Given problem:
Your task is to gather the lines below that hold the string "this".

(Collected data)
——————————

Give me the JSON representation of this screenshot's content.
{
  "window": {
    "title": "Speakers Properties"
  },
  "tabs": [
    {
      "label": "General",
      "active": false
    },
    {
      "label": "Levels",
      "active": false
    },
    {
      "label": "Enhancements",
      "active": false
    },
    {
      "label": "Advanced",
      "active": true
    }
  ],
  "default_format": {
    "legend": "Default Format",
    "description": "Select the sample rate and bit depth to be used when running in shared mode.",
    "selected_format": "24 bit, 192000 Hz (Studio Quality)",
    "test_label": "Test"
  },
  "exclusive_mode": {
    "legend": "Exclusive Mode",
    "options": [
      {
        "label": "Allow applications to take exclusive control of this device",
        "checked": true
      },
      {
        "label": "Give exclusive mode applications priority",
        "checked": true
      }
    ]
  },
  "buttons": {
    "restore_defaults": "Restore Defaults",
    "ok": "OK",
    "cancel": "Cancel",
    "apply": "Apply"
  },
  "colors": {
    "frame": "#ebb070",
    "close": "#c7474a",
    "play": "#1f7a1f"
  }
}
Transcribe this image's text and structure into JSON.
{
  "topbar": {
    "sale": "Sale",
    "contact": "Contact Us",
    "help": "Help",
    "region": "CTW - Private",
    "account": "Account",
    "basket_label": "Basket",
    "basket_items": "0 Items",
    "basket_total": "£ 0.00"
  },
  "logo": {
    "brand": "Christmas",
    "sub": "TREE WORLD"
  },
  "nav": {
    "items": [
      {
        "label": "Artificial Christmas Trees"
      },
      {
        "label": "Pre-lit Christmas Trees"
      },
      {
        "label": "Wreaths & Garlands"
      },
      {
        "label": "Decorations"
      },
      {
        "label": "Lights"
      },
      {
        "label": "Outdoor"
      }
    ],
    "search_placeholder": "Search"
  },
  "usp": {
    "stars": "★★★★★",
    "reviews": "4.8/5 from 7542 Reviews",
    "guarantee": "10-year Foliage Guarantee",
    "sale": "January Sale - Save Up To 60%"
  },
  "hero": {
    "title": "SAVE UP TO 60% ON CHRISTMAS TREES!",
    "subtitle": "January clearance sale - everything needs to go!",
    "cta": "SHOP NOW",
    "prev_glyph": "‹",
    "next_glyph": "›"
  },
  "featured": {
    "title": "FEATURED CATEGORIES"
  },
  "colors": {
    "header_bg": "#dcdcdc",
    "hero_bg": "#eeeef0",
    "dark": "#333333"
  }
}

——————————

Completed task:
Give me the JSON representation of this screenshot's content.
        "label": "Allow applications to take exclusive control of this device",
Transcribe this image's text and structure into JSON.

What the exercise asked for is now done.